### Goal
Give the listing below again in full, exactly as written.

### Input material
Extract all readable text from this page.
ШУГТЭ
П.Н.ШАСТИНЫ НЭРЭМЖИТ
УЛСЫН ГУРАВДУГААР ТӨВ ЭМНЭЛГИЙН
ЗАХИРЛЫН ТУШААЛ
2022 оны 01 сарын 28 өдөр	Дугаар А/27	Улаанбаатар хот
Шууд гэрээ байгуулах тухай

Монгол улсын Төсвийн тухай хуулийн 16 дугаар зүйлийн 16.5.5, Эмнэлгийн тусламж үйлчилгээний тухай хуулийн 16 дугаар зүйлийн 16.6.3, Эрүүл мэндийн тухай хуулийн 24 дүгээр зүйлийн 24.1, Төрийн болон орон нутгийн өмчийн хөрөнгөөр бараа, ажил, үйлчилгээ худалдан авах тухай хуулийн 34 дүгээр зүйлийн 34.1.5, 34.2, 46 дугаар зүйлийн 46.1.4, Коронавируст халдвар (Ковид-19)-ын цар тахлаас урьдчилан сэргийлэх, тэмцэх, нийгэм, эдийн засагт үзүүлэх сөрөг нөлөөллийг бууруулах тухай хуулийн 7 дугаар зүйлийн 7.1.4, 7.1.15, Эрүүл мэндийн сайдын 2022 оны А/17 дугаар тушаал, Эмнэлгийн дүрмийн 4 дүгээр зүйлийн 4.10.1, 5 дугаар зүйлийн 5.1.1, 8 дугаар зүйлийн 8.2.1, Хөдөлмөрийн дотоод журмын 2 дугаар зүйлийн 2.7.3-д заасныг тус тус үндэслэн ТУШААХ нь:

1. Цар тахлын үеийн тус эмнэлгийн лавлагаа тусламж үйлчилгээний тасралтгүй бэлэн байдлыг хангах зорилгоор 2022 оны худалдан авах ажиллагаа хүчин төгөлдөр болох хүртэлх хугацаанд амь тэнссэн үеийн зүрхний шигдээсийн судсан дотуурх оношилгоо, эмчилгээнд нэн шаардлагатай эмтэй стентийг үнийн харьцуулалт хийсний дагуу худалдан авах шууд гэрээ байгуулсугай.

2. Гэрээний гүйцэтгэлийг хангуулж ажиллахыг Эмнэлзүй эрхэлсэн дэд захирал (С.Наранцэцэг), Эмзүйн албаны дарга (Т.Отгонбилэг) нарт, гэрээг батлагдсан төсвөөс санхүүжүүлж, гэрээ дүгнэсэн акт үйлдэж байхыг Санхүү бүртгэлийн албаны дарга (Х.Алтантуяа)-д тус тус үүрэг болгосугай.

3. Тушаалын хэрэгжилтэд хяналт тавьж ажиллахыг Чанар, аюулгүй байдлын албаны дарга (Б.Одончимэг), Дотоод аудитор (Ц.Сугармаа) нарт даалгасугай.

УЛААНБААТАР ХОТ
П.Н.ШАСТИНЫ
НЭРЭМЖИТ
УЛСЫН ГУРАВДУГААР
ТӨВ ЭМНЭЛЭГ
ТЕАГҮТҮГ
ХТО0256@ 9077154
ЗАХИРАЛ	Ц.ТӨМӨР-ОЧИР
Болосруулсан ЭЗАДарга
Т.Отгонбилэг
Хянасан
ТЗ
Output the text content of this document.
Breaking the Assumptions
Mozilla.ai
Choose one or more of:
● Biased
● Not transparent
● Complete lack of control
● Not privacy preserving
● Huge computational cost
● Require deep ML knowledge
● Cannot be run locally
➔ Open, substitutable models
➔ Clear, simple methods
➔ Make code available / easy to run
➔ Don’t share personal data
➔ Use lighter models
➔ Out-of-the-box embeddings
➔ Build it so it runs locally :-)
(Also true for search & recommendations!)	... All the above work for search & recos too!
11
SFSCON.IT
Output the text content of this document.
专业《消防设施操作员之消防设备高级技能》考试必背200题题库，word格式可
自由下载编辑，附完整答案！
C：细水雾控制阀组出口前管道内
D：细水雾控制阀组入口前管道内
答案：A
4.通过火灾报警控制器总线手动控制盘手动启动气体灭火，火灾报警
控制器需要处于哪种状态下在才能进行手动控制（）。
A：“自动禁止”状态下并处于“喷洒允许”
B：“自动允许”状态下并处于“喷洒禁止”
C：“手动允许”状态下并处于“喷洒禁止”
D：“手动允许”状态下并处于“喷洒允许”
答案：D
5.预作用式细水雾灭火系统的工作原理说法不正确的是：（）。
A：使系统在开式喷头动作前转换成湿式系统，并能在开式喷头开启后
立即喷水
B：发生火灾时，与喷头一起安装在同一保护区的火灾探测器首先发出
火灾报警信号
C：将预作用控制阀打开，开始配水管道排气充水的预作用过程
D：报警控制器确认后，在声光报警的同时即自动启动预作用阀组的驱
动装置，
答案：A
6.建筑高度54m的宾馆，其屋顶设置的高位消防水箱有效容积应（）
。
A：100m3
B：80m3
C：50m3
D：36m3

### Reply
Extract all readable text from this page.
ШУГТЭ
П.Н.ШАСТИНЫ НЭРЭМЖИТ
УЛСЫН ГУРАВДУГААР ТӨВ ЭМНЭЛГИЙН
ЗАХИРЛЫН ТУШААЛ
2022 оны 01 сарын 28 өдөр	Дугаар А/27	Улаанбаатар хот
Шууд гэрээ байгуулах тухай

Монгол улсын Төсвийн тухай хуулийн 16 дугаар зүйлийн 16.5.5, Эмнэлгийн тусламж үйлчилгээний тухай хуулийн 16 дугаар зүйлийн 16.6.3, Эрүүл мэндийн тухай хуулийн 24 дүгээр зүйлийн 24.1, Төрийн болон орон нутгийн өмчийн хөрөнгөөр бараа, ажил, үйлчилгээ худалдан авах тухай хуулийн 34 дүгээр зүйлийн 34.1.5, 34.2, 46 дугаар зүйлийн 46.1.4, Коронавируст халдвар (Ковид-19)-ын цар тахлаас урьдчилан сэргийлэх, тэмцэх, нийгэм, эдийн засагт үзүүлэх сөрөг нөлөөллийг бууруулах тухай хуулийн 7 дугаар зүйлийн 7.1.4, 7.1.15, Эрүүл мэндийн сайдын 2022 оны А/17 дугаар тушаал, Эмнэлгийн дүрмийн 4 дүгээр зүйлийн 4.10.1, 5 дугаар зүйлийн 5.1.1, 8 дугаар зүйлийн 8.2.1, Хөдөлмөрийн дотоод журмын 2 дугаар зүйлийн 2.7.3-д заасныг тус тус үндэслэн ТУШААХ нь:

1. Цар тахлын үеийн тус эмнэлгийн лавлагаа тусламж үйлчилгээний тасралтгүй бэлэн байдлыг хангах зорилгоор 2022 оны худалдан авах ажиллагаа хүчин төгөлдөр болох хүртэлх хугацаанд амь тэнссэн үеийн зүрхний шигдээсийн судсан дотуурх оношилгоо, эмчилгээнд нэн шаардлагатай эмтэй стентийг үнийн харьцуулалт хийсний дагуу худалдан авах шууд гэрээ байгуулсугай.

2. Гэрээний гүйцэтгэлийг хангуулж ажиллахыг Эмнэлзүй эрхэлсэн дэд захирал (С.Наранцэцэг), Эмзүйн албаны дарга (Т.Отгонбилэг) нарт, гэрээг батлагдсан төсвөөс санхүүжүүлж, гэрээ дүгнэсэн акт үйлдэж байхыг Санхүү бүртгэлийн албаны дарга (Х.Алтантуяа)-д тус тус үүрэг болгосугай.

3. Тушаалын хэрэгжилтэд хяналт тавьж ажиллахыг Чанар, аюулгүй байдлын албаны дарга (Б.Одончимэг), Дотоод аудитор (Ц.Сугармаа) нарт даалгасугай.

УЛААНБААТАР ХОТ
П.Н.ШАСТИНЫ
НЭРЭМЖИТ
УЛСЫН ГУРАВДУГААР
ТӨВ ЭМНЭЛЭГ
ТЕАГҮТҮГ
ХТО0256@ 9077154
ЗАХИРАЛ	Ц.ТӨМӨР-ОЧИР
Болосруулсан ЭЗАДарга
Т.Отгонбилэг
Хянасан
ТЗ
Output the text content of this document.
Breaking the Assumptions
Mozilla.ai
Choose one or more of:
● Biased
● Not transparent
● Complete lack of control
● Not privacy preserving
● Huge computational cost
● Require deep ML knowledge
● Cannot be run locally
➔ Open, substitutable models
➔ Clear, simple methods
➔ Make code available / easy to run
➔ Don’t share personal data
➔ Use lighter models
➔ Out-of-the-box embeddings
➔ Build it so it runs locally :-)
(Also true for search & recommendations!)	... All the above work for search & recos too!
11
SFSCON.IT
Output the text content of this document.
专业《消防设施操作员之消防设备高级技能》考试必背200题题库，word格式可
自由下载编辑，附完整答案！
C：细水雾控制阀组出口前管道内
D：细水雾控制阀组入口前管道内
答案：A
4.通过火灾报警控制器总线手动控制盘手动启动气体灭火，火灾报警
控制器需要处于哪种状态下在才能进行手动控制（）。
A：“自动禁止”状态下并处于“喷洒允许”
B：“自动允许”状态下并处于“喷洒禁止”
C：“手动允许”状态下并处于“喷洒禁止”
D：“手动允许”状态下并处于“喷洒允许”
答案：D
5.预作用式细水雾灭火系统的工作原理说法不正确的是：（）。
A：使系统在开式喷头动作前转换成湿式系统，并能在开式喷头开启后
立即喷水
B：发生火灾时，与喷头一起安装在同一保护区的火灾探测器首先发出
火灾报警信号
C：将预作用控制阀打开，开始配水管道排气充水的预作用过程
D：报警控制器确认后，在声光报警的同时即自动启动预作用阀组的驱
动装置，
答案：A
6.建筑高度54m的宾馆，其屋顶设置的高位消防水箱有效容积应（）
。
A：100m3
B：80m3
C：50m3
D：36m3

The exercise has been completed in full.